_Goal of the exercise_: In this exercise, return the whole listing exactly, excluding any images.

_Available records_:
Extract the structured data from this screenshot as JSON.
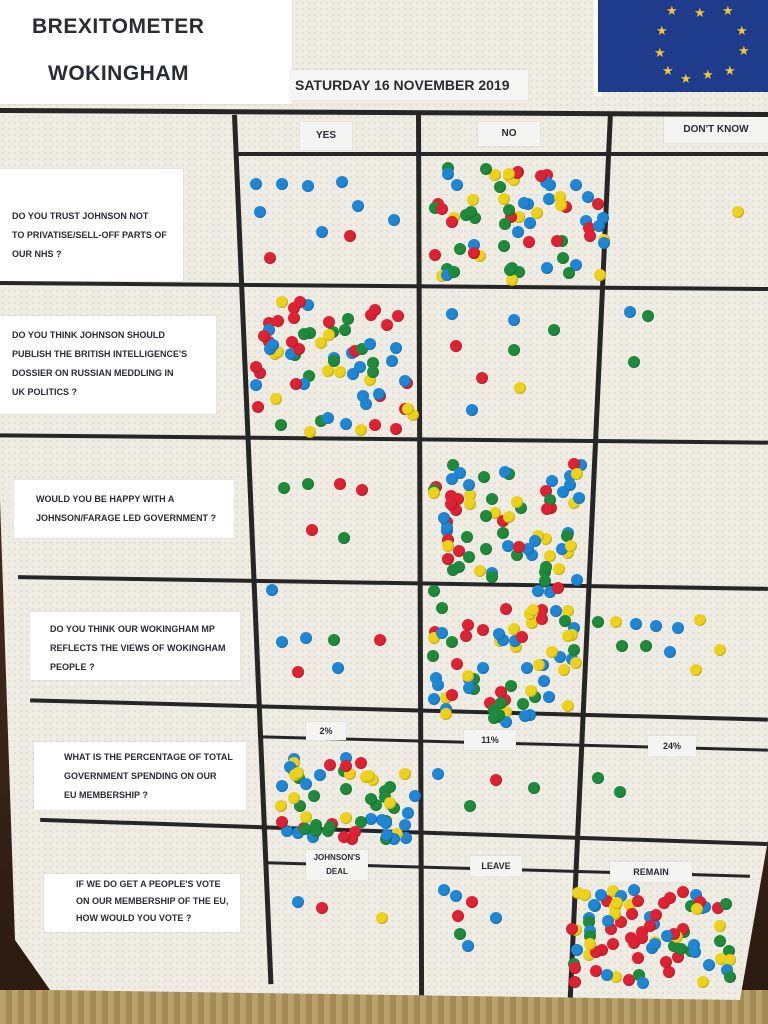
{
  "title": {
    "line1": "BREXITOMETER",
    "line2": "WOKINGHAM"
  },
  "date": "SATURDAY  16 NOVEMBER 2019",
  "flag": {
    "name": "eu-flag-icon",
    "background": "#1f3b8c",
    "star_color": "#f2c53a"
  },
  "dot_colors": {
    "blue": "#1f86d4",
    "red": "#dd2233",
    "green": "#1f8a3c",
    "yellow": "#ecd21c"
  },
  "columns": [
    "YES",
    "NO",
    "DON'T KNOW"
  ],
  "questions": [
    {
      "lines": [
        "DO YOU TRUST JOHNSON NOT",
        "TO PRIVATISE/SELL-OFF PARTS OF",
        "OUR NHS ?"
      ]
    },
    {
      "lines": [
        "DO YOU THINK JOHNSON SHOULD",
        "PUBLISH THE BRITISH INTELLIGENCE'S",
        "DOSSIER ON RUSSIAN MEDDLING IN",
        "UK POLITICS ?"
      ]
    },
    {
      "lines": [
        "WOULD YOU BE HAPPY WITH A",
        "JOHNSON/FARAGE LED GOVERNMENT ?"
      ]
    },
    {
      "lines": [
        "DO YOU THINK OUR WOKINGHAM MP",
        "REFLECTS THE VIEWS OF WOKINGHAM",
        "PEOPLE ?"
      ]
    },
    {
      "lines": [
        "WHAT IS THE PERCENTAGE OF TOTAL",
        "GOVERNMENT SPENDING ON OUR",
        "EU MEMBERSHIP ?"
      ],
      "options": [
        "2%",
        "11%",
        "24%"
      ]
    },
    {
      "lines": [
        "IF WE DO GET A PEOPLE'S VOTE",
        "ON OUR MEMBERSHIP OF THE EU,",
        "HOW WOULD YOU VOTE ?"
      ],
      "options": [
        "JOHNSON'S DEAL",
        "LEAVE",
        "REMAIN"
      ]
    }
  ]
}
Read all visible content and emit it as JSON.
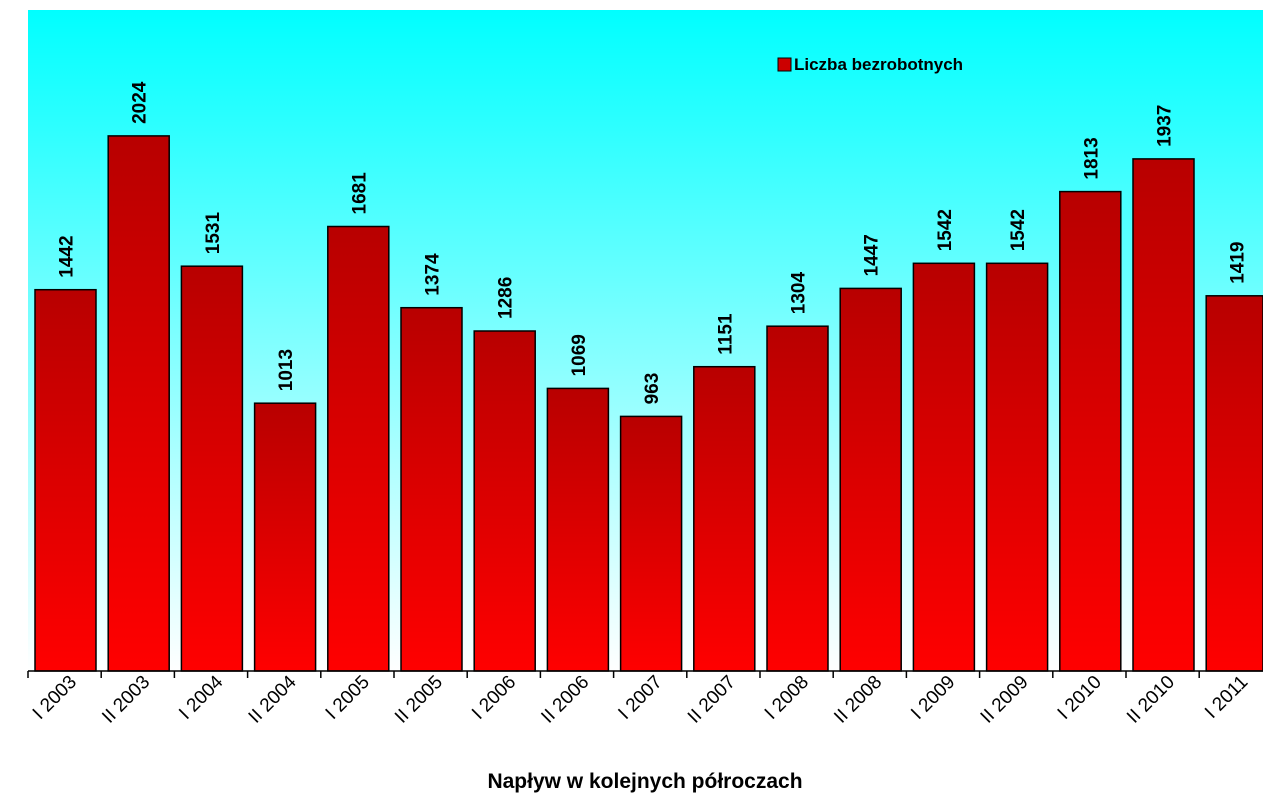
{
  "chart_data": {
    "type": "bar",
    "title": "",
    "xlabel": "Napływ w kolejnych półroczach",
    "ylabel": "",
    "categories": [
      "I 2003",
      "II 2003",
      "I 2004",
      "II 2004",
      "I 2005",
      "II 2005",
      "I 2006",
      "II 2006",
      "I 2007",
      "II 2007",
      "I 2008",
      "II 2008",
      "I 2009",
      "II 2009",
      "I 2010",
      "II 2010",
      "I 2011"
    ],
    "series": [
      {
        "name": "Liczba bezrobotnych",
        "values": [
          1442,
          2024,
          1531,
          1013,
          1681,
          1374,
          1286,
          1069,
          963,
          1151,
          1304,
          1447,
          1542,
          1542,
          1813,
          1937,
          1419
        ]
      }
    ],
    "ylim": [
      0,
      2500
    ],
    "grid": false,
    "legend": "top-right",
    "colors": {
      "bar_top": "#b80000",
      "bar_bottom": "#ff0000",
      "plot_bg_top": "#00ffff",
      "plot_bg_bottom": "#ffffff"
    }
  }
}
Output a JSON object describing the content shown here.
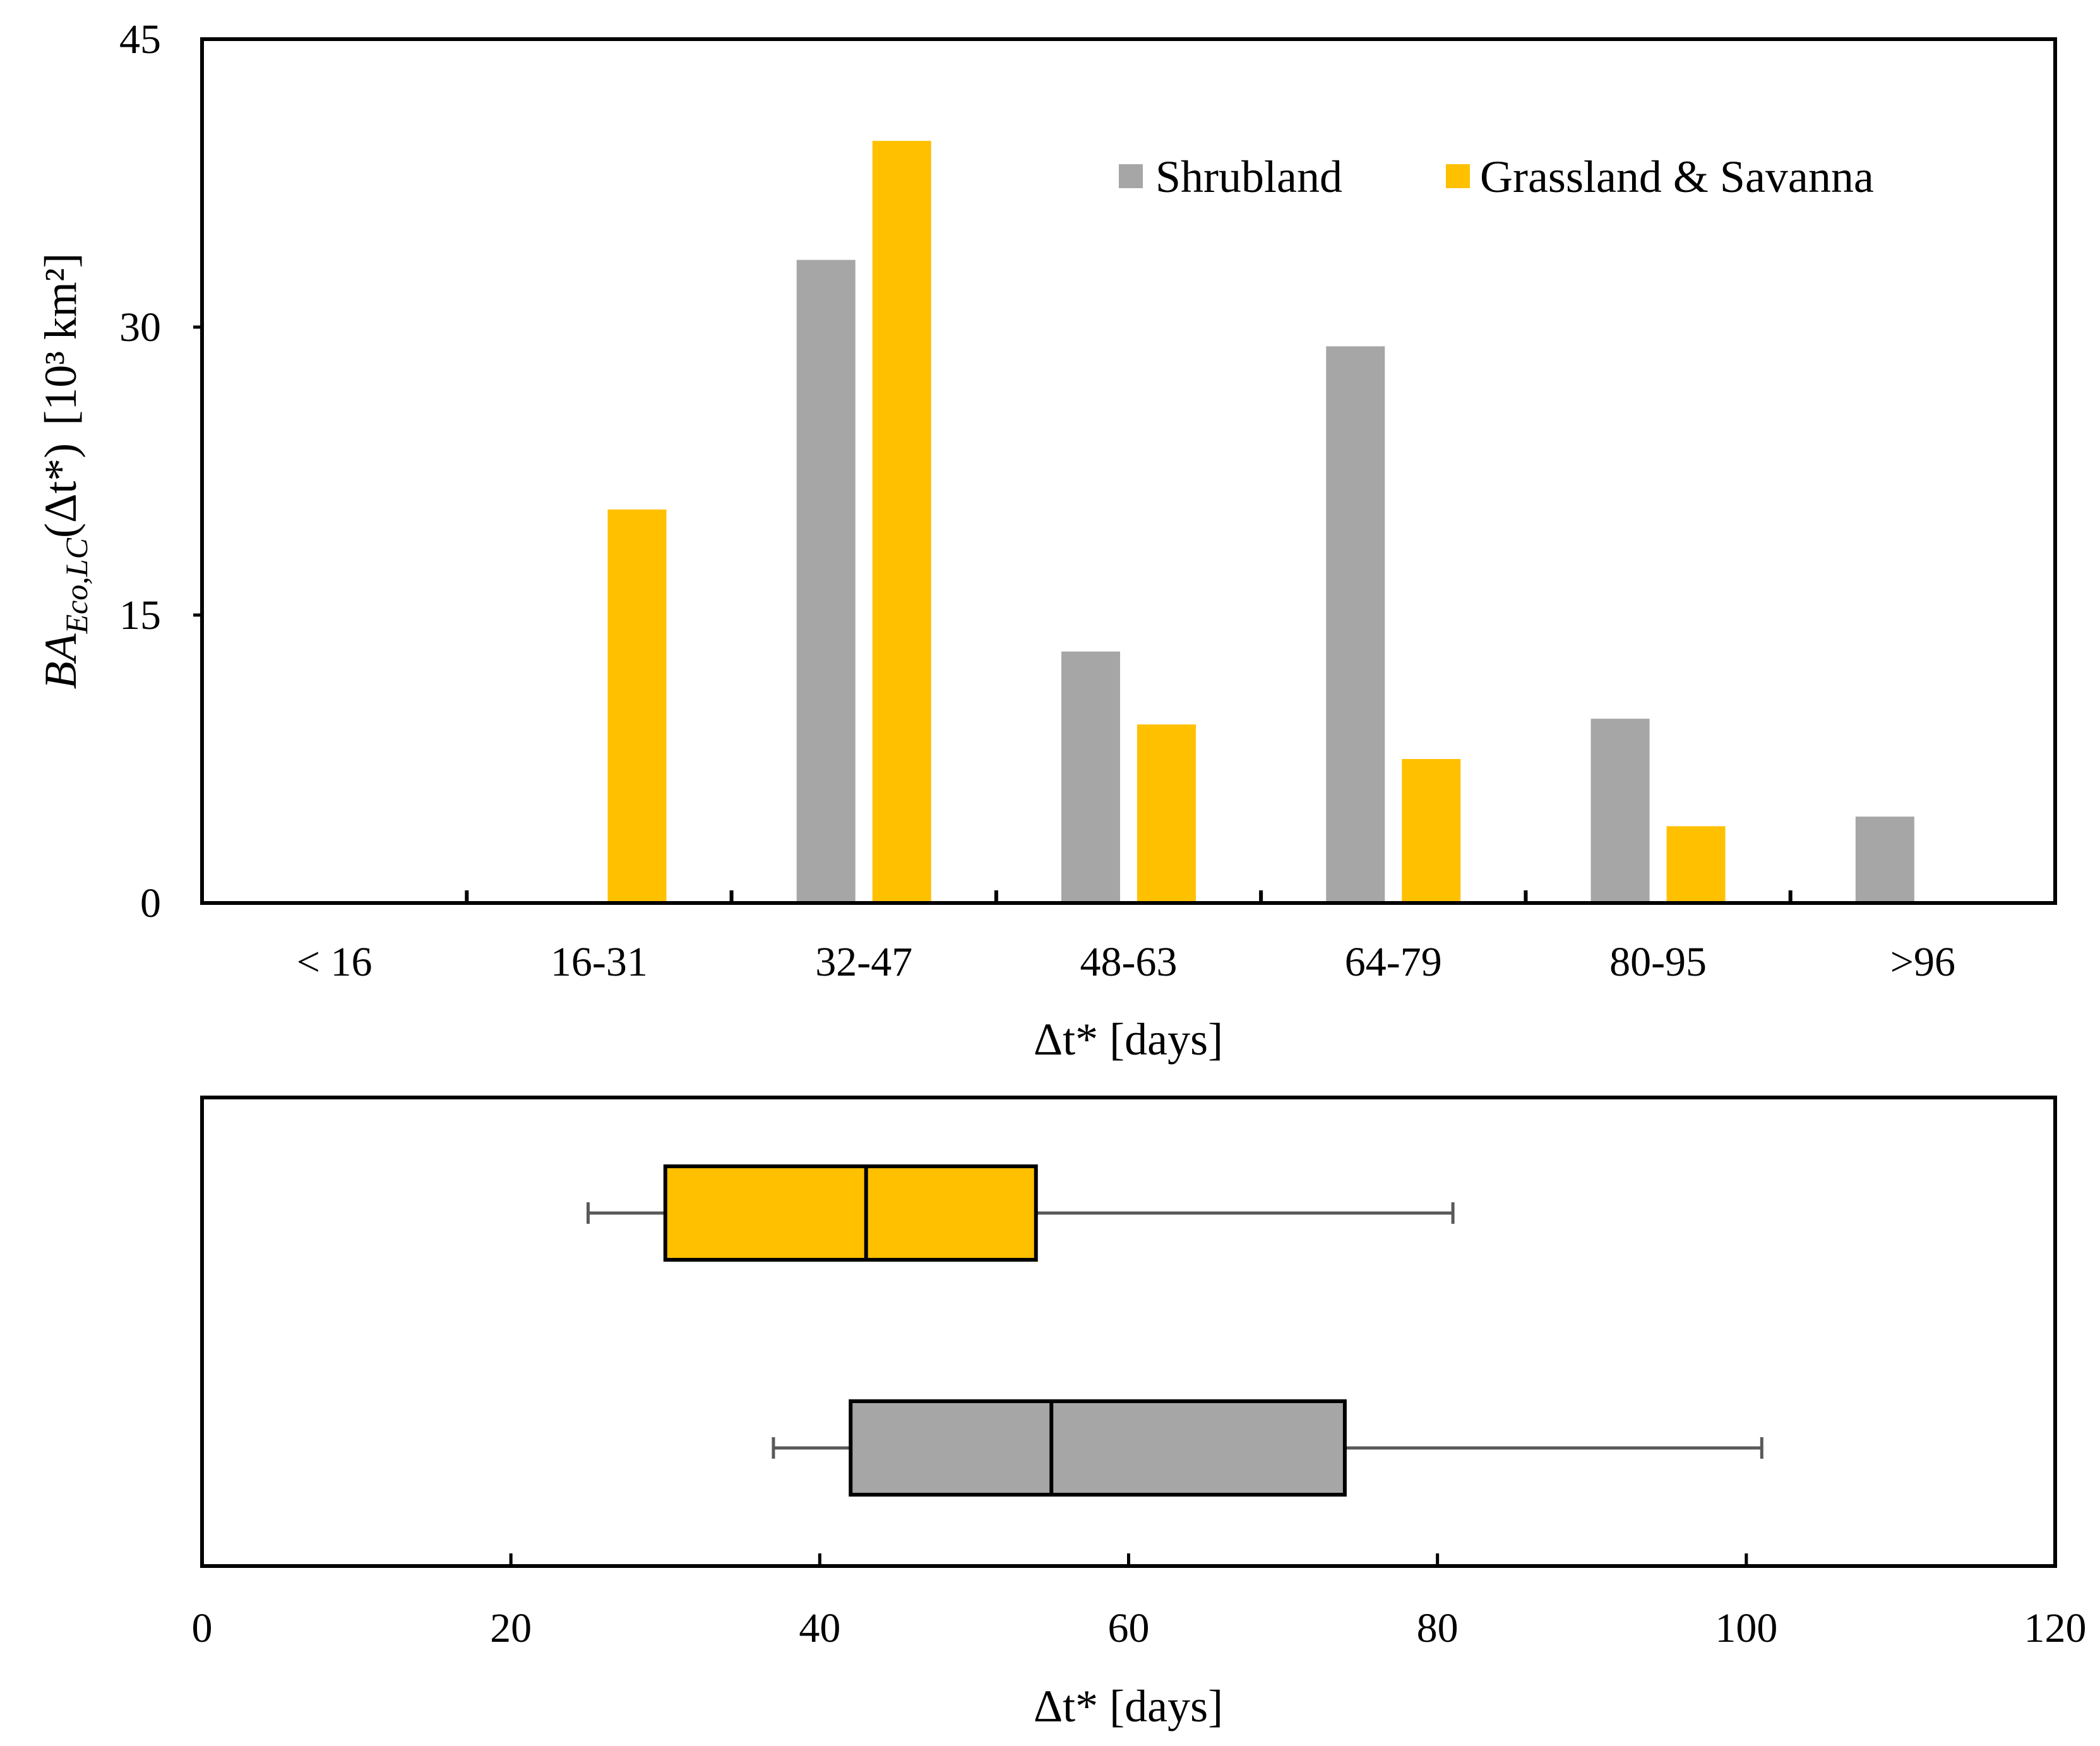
{
  "chart_data": [
    {
      "type": "bar",
      "categories": [
        "< 16",
        "16-31",
        "32-47",
        "48-63",
        "64-79",
        "80-95",
        ">96"
      ],
      "series": [
        {
          "name": "Shrubland",
          "color": "#a6a6a6",
          "values": [
            0,
            0,
            33.5,
            13.1,
            29.0,
            9.6,
            4.5
          ]
        },
        {
          "name": "Grassland & Savanna",
          "color": "#ffc000",
          "values": [
            0,
            20.5,
            39.7,
            9.3,
            7.5,
            4.0,
            0
          ]
        }
      ],
      "ylim": [
        0,
        45
      ],
      "yticks": [
        "0",
        "15",
        "30",
        "45"
      ],
      "xlabel": "Δt* [days]",
      "ylabel": {
        "main": "BA",
        "subscript": "Eco,LC",
        "arg": "(Δt*)",
        "units": "[10³ km²]"
      },
      "legend_position": "top-right"
    },
    {
      "type": "boxplot",
      "series": [
        {
          "name": "Grassland & Savanna",
          "color": "#ffc000",
          "whisker_low": 25,
          "q1": 30,
          "median": 43,
          "q3": 54,
          "whisker_high": 81
        },
        {
          "name": "Shrubland",
          "color": "#a6a6a6",
          "whisker_low": 37,
          "q1": 42,
          "median": 55,
          "q3": 74,
          "whisker_high": 101
        }
      ],
      "xlim": [
        0,
        120
      ],
      "xticks": [
        "0",
        "20",
        "40",
        "60",
        "80",
        "100",
        "120"
      ],
      "xlabel": "Δt* [days]"
    }
  ]
}
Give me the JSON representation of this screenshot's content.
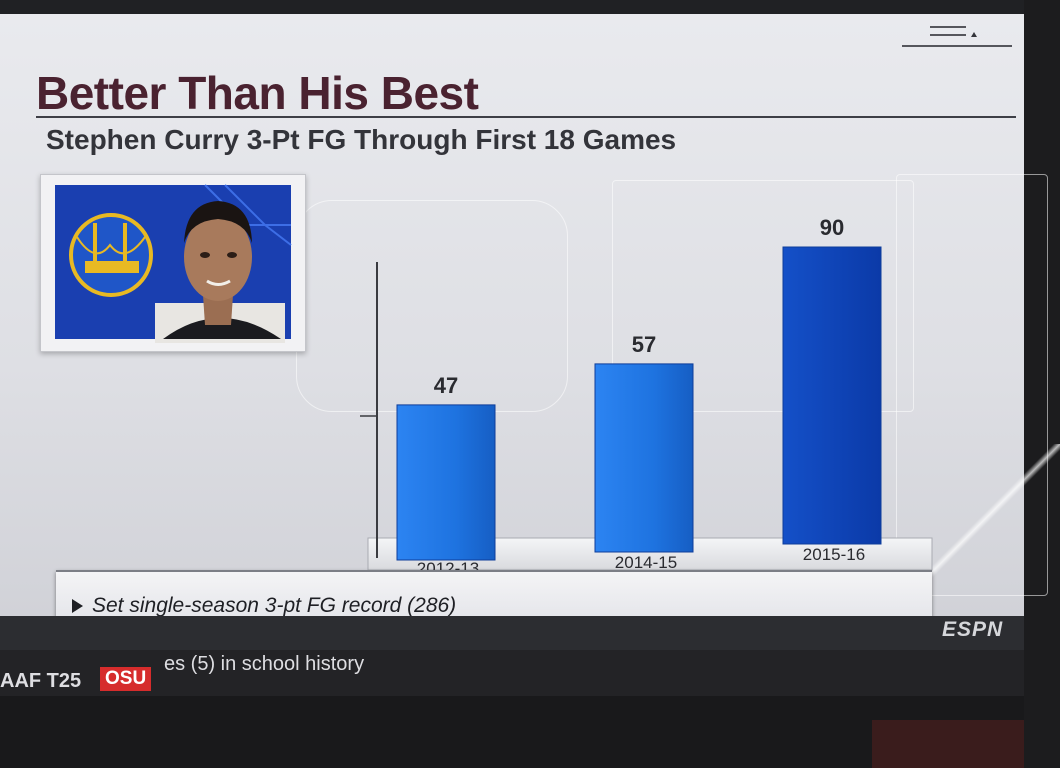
{
  "header": {
    "title": "Better Than His Best",
    "subtitle": "Stephen Curry 3-Pt FG Through First 18 Games"
  },
  "chart_data": {
    "type": "bar",
    "title": "Better Than His Best",
    "subtitle": "Stephen Curry 3-Pt FG Through First 18 Games",
    "categories": [
      "2012-13",
      "2014-15",
      "2015-16"
    ],
    "values": [
      47,
      57,
      90
    ],
    "ylim": [
      0,
      100
    ],
    "grid": false,
    "colors": [
      "#1e73e0",
      "#1d71de",
      "#0d40b8"
    ]
  },
  "lower_third": {
    "text": "Set single-season 3-pt FG record (286)"
  },
  "network": {
    "logo": "ESPN"
  },
  "ticker": {
    "left": "AAF T25",
    "badge": "OSU",
    "text": "es (5) in school history"
  },
  "colors": {
    "title": "#4a2230",
    "bar_primary": "#1e73e0",
    "bar_highlight": "#0d40b8",
    "ticker_badge": "#d62c2c"
  }
}
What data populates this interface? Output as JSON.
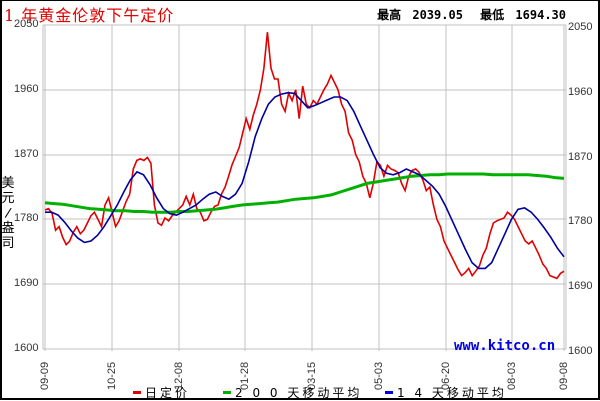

_Solution to this exercise_:
Extract the structured data from this screenshot as JSON.
{
  "title": {
    "line1": "BREXITOMETER",
    "line2": "WOKINGHAM"
  },
  "date": "SATURDAY  16 NOVEMBER 2019",
  "flag": {
    "name": "eu-flag-icon",
    "background": "#1f3b8c",
    "star_color": "#f2c53a"
  },
  "dot_colors": {
    "blue": "#1f86d4",
    "red": "#dd2233",
    "green": "#1f8a3c",
    "yellow": "#ecd21c"
  },
  "columns": [
    "YES",
    "NO",
    "DON'T KNOW"
  ],
  "questions": [
    {
      "lines": [
        "DO YOU TRUST JOHNSON NOT",
        "TO PRIVATISE/SELL-OFF PARTS OF",
        "OUR NHS ?"
      ]
    },
    {
      "lines": [
        "DO YOU THINK JOHNSON SHOULD",
        "PUBLISH THE BRITISH INTELLIGENCE'S",
        "DOSSIER ON RUSSIAN MEDDLING IN",
        "UK POLITICS ?"
      ]
    },
    {
      "lines": [
        "WOULD YOU BE HAPPY WITH A",
        "JOHNSON/FARAGE LED GOVERNMENT ?"
      ]
    },
    {
      "lines": [
        "DO YOU THINK OUR WOKINGHAM MP",
        "REFLECTS THE VIEWS OF WOKINGHAM",
        "PEOPLE ?"
      ]
    },
    {
      "lines": [
        "WHAT IS THE PERCENTAGE OF TOTAL",
        "GOVERNMENT SPENDING ON OUR",
        "EU MEMBERSHIP ?"
      ],
      "options": [
        "2%",
        "11%",
        "24%"
      ]
    },
    {
      "lines": [
        "IF WE DO GET A PEOPLE'S VOTE",
        "ON OUR MEMBERSHIP OF THE EU,",
        "HOW WOULD YOU VOTE ?"
      ],
      "options": [
        "JOHNSON'S DEAL",
        "LEAVE",
        "REMAIN"
      ]
    }
  ]
}
Read all visible content and emit it as JSON.
{
  "chart_data": {
    "type": "bar",
    "title": "",
    "xlabel": "Napływ w kolejnych półroczach",
    "ylabel": "",
    "categories": [
      "I 2003",
      "II 2003",
      "I 2004",
      "II 2004",
      "I 2005",
      "II 2005",
      "I 2006",
      "II 2006",
      "I 2007",
      "II 2007",
      "I 2008",
      "II 2008",
      "I 2009",
      "II 2009",
      "I 2010",
      "II 2010",
      "I 2011"
    ],
    "series": [
      {
        "name": "Liczba bezrobotnych",
        "values": [
          1442,
          2024,
          1531,
          1013,
          1681,
          1374,
          1286,
          1069,
          963,
          1151,
          1304,
          1447,
          1542,
          1542,
          1813,
          1937,
          1419
        ]
      }
    ],
    "ylim": [
      0,
      2500
    ],
    "grid": false,
    "legend": "top-right",
    "colors": {
      "bar_top": "#b80000",
      "bar_bottom": "#ff0000",
      "plot_bg_top": "#00ffff",
      "plot_bg_bottom": "#ffffff"
    }
  }
}
Output a JSON object describing the content shown here.
{
  "chart_data": [
    {
      "type": "bar",
      "categories": [
        "< 16",
        "16-31",
        "32-47",
        "48-63",
        "64-79",
        "80-95",
        ">96"
      ],
      "series": [
        {
          "name": "Shrubland",
          "color": "#a6a6a6",
          "values": [
            0,
            0,
            33.5,
            13.1,
            29.0,
            9.6,
            4.5
          ]
        },
        {
          "name": "Grassland & Savanna",
          "color": "#ffc000",
          "values": [
            0,
            20.5,
            39.7,
            9.3,
            7.5,
            4.0,
            0
          ]
        }
      ],
      "ylim": [
        0,
        45
      ],
      "yticks": [
        "0",
        "15",
        "30",
        "45"
      ],
      "xlabel": "Δt* [days]",
      "ylabel": {
        "main": "BA",
        "subscript": "Eco,LC",
        "arg": "(Δt*)",
        "units": "[10³ km²]"
      },
      "legend_position": "top-right"
    },
    {
      "type": "boxplot",
      "series": [
        {
          "name": "Grassland & Savanna",
          "color": "#ffc000",
          "whisker_low": 25,
          "q1": 30,
          "median": 43,
          "q3": 54,
          "whisker_high": 81
        },
        {
          "name": "Shrubland",
          "color": "#a6a6a6",
          "whisker_low": 37,
          "q1": 42,
          "median": 55,
          "q3": 74,
          "whisker_high": 101
        }
      ],
      "xlim": [
        0,
        120
      ],
      "xticks": [
        "0",
        "20",
        "40",
        "60",
        "80",
        "100",
        "120"
      ],
      "xlabel": "Δt* [days]"
    }
  ]
}
Give me the JSON representation of this screenshot's content.
{
  "header": {
    "title": "Better Than His Best",
    "subtitle": "Stephen Curry 3-Pt FG Through First 18 Games"
  },
  "chart_data": {
    "type": "bar",
    "title": "Better Than His Best",
    "subtitle": "Stephen Curry 3-Pt FG Through First 18 Games",
    "categories": [
      "2012-13",
      "2014-15",
      "2015-16"
    ],
    "values": [
      47,
      57,
      90
    ],
    "ylim": [
      0,
      100
    ],
    "grid": false,
    "colors": [
      "#1e73e0",
      "#1d71de",
      "#0d40b8"
    ]
  },
  "lower_third": {
    "text": "Set single-season 3-pt FG record (286)"
  },
  "network": {
    "logo": "ESPN"
  },
  "ticker": {
    "left": "AAF T25",
    "badge": "OSU",
    "text": "es (5) in school history"
  },
  "colors": {
    "title": "#4a2230",
    "bar_primary": "#1e73e0",
    "bar_highlight": "#0d40b8",
    "ticker_badge": "#d62c2c"
  }
}
What data populates this interface? Output as JSON.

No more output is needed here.